[To be done]
1. From the Titanic passage, write out word for word the part that begins with the words containing "In the early" and ends with "the lucrative market3.".
2. Continue the passage about the Titanic from the point where it stops.

+++ Extracted text +++

Read the two abridged texts carefully and answer the questions that follow each text. Use your own words throughout as far as possible.

In the early part of the 20th century, there was intense competition between British, American, German and other shipping lines on the profitable1 trans-Atlantic route. This was a time when there was a great expansion of the number of emigrants leaving Europe for the USA. On the return voyage, as many as 100,000 disappointed Britons returned to the UK each year. Shipowners built bigger and bigger liners to try to capture a share of the lucrative market3.

In 1912, the White Star Line Liner, the Titanic left Southampton on her maiden voyage4 to New York via Cherbourg. The ship was twice as big as the largest ship then afloat. Its size was so impressive that one journalist described it as ‘an evil dream’ and ‘monstrous’. The Titanic had a gross tonnage of 46,328 tons. It was 882 feet long, 92 feet wide, and as high as an 11-storey building. It had a double bottom reaching to a height 7 feet above the keel. If water came through the outer hull, it would not get through the second ‘skin’ of the vessel. There were 15 watertight compartments, and the ship would float even if three compartments were breached5. Some people claimed that the liner was ‘practically unsinkable’. When the ship left Southampton it carried a total of 2,227 people: 1,320 passengers and 907 crew. It had twenty lifeboats and rafts—not enough for the full ship’s complement6 but in 1912 it was neither compulsory nor customary for ships to carry enough lifeboats for all the passengers and crew.

+++ Dataset excerpts +++

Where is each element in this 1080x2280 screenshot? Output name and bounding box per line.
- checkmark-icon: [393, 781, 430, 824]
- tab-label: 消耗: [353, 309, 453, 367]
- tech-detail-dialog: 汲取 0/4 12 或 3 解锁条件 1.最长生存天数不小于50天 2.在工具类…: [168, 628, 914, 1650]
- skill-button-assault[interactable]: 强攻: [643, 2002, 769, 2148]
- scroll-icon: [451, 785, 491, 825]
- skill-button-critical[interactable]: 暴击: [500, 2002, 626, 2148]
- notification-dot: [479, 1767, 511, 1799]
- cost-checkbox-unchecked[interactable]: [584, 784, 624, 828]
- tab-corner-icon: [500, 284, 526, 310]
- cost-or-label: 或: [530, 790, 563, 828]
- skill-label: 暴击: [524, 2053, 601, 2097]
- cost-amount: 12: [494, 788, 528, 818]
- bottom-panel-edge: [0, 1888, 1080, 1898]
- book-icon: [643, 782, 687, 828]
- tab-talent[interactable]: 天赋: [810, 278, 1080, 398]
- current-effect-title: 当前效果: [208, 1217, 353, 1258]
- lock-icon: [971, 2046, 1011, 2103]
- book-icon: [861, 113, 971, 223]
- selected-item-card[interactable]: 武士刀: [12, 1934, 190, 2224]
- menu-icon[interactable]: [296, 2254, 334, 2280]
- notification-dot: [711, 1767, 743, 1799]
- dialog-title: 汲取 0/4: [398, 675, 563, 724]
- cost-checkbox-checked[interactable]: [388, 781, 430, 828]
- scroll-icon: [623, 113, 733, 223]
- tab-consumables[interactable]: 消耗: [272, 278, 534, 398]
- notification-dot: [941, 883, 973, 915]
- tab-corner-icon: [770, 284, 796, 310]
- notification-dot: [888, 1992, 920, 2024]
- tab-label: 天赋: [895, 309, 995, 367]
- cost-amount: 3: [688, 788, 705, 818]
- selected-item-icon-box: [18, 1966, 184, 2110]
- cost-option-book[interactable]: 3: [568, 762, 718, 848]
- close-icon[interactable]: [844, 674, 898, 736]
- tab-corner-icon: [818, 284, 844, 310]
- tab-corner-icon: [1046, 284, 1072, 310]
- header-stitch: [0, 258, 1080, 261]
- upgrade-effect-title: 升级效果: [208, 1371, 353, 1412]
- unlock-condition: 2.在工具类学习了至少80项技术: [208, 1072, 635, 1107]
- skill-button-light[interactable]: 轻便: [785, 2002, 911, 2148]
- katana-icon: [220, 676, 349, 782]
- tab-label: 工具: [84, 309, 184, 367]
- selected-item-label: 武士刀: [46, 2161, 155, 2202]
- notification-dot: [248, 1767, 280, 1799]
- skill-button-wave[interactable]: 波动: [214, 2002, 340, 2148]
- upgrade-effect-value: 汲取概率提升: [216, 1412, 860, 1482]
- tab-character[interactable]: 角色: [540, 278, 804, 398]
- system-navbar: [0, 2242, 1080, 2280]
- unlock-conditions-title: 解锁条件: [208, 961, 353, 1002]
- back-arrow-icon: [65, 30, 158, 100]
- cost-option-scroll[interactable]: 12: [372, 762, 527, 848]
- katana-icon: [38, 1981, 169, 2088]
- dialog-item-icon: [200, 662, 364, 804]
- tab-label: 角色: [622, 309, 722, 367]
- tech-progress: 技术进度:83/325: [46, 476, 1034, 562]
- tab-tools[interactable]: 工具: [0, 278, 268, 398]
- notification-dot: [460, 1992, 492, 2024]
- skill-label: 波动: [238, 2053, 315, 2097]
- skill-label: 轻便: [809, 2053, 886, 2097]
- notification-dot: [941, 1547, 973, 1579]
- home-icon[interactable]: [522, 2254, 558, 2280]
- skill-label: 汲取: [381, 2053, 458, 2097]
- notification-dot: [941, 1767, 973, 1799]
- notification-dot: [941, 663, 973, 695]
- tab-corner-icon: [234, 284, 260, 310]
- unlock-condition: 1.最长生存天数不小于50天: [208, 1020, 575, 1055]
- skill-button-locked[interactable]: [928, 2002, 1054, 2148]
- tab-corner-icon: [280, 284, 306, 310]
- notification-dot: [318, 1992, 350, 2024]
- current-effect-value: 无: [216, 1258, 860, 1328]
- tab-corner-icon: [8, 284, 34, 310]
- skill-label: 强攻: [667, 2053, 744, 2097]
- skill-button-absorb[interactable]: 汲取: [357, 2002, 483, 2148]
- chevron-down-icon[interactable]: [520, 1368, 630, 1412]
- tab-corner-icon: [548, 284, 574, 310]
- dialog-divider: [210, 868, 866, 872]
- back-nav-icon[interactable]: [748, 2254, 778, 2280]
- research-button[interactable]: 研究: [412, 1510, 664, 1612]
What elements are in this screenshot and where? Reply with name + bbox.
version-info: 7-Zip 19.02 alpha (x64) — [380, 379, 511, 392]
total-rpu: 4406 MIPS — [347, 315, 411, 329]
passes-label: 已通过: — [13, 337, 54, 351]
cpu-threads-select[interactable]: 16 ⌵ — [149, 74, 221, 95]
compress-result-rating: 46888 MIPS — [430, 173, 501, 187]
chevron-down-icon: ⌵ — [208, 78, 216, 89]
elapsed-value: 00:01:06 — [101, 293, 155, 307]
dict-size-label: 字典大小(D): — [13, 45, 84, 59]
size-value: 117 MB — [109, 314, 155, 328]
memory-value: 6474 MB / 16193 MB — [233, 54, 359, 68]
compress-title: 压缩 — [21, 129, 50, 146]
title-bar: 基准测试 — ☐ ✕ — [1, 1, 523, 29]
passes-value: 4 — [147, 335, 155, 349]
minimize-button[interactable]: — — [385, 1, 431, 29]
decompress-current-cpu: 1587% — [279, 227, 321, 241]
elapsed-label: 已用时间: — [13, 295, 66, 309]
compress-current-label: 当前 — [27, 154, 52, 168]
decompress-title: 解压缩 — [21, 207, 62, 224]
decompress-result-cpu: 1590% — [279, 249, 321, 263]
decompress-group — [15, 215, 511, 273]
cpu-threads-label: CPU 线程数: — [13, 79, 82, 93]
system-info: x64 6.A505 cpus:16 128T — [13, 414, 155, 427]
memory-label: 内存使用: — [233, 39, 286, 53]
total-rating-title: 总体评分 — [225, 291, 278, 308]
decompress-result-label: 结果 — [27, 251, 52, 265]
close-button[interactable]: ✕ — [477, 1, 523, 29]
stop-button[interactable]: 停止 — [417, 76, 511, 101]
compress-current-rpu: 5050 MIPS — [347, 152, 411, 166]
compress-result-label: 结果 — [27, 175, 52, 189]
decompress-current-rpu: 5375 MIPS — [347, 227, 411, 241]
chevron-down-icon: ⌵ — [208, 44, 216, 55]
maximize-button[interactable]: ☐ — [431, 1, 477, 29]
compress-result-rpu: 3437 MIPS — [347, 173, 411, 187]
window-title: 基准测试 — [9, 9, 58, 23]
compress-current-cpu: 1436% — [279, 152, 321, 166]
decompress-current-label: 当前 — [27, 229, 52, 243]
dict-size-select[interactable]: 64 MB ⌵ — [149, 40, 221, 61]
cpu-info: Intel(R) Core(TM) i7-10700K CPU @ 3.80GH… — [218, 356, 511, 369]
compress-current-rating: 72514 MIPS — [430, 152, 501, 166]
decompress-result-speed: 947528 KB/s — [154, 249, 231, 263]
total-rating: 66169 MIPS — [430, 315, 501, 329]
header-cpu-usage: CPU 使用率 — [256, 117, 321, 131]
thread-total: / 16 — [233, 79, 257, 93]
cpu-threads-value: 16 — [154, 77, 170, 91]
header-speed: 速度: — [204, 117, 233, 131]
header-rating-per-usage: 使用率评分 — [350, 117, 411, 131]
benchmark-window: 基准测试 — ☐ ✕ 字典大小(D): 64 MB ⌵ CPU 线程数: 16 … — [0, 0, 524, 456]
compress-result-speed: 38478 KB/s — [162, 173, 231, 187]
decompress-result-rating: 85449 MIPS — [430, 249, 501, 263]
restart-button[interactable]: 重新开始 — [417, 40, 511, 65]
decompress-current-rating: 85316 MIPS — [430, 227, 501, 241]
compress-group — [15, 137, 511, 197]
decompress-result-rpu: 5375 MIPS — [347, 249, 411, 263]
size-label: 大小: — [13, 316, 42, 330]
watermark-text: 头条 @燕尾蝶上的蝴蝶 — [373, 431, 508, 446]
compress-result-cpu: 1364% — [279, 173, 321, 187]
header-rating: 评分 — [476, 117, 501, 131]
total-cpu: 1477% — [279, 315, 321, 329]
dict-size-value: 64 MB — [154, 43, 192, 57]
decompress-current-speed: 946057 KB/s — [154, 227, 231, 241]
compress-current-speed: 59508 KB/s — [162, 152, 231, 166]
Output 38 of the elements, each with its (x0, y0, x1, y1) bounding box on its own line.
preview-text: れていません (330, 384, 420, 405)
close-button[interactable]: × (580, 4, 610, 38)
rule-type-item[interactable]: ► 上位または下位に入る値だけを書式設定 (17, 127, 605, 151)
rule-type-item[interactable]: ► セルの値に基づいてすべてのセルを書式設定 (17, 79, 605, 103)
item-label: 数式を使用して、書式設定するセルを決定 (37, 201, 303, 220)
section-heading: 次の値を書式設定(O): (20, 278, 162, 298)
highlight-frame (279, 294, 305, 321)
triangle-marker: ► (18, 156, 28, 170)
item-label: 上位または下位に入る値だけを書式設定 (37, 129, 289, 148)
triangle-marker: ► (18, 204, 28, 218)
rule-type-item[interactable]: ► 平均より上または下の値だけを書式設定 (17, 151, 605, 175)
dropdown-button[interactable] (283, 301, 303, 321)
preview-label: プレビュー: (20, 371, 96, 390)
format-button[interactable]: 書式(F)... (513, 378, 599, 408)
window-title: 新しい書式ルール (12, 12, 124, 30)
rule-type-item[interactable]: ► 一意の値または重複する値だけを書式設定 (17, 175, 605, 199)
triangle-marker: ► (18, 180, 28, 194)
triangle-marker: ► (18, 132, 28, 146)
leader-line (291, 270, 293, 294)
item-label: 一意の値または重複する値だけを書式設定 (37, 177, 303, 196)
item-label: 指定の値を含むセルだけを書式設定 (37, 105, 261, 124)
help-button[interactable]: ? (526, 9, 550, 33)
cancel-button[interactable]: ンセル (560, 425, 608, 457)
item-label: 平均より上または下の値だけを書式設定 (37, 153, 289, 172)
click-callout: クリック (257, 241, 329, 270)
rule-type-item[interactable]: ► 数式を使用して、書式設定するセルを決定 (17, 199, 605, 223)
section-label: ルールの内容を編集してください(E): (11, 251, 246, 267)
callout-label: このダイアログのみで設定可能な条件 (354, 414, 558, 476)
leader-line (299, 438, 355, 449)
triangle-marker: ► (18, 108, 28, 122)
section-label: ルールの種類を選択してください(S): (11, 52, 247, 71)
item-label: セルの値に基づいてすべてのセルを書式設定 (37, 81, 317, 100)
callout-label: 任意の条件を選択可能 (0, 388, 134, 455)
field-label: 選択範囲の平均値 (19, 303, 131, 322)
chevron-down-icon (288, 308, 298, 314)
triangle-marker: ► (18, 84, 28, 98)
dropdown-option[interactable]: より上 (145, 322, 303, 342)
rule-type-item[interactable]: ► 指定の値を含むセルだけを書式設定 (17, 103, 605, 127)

+++

[Answer set]
1.
In the early part of the 20th century, there was intense competition between British, American, German and other shipping lines on the profitable1 trans-Atlantic route. This was a time when there was a great expansion of the number of emigrants leaving Europe for the USA. On the return voyage, as many as 100,000 disappointed Britons returned to the UK each year. Shipowners built bigger and bigger liners to try to capture a share of the lucrative market3.

2.
The Titanic was expected to cross the Atlantic in five days at a constant speed of 21 knots. On Sunday, 14 April. the liner was more than halfway across and travelling at 21–22 knots (about 25mph) although Captain Edward Smith had received several warnings from other ships of icebergs in the vicinity. A safe speed for sailing through icebergs was 3–4 knots. At 10 p.m., Fred Fleet commenced duty as a lookout in the crow’s nest of the liner. He was disgruntled because the usual binoculars were missing.

Then at about 11.40 p.m., he saw an iceberg dead ahead of the liner. He rang a warning handbell three times and telephoned the bridge, ‘Iceberg right ahead.’ First Officer Murdoch was on duty. He tried to change course to avoid the iceberg but the warning had come too late. The Titanic hit the 500,000-ton iceberg with a noise described by a member of the crew as like ‘tearing a strip of calico.’ The iceberg tore a 300-foot gash in the starboard side of the Titanic, breaching six watertight compartments above the top of the double bottom. Water poured into the huge hole and the ship was doomed.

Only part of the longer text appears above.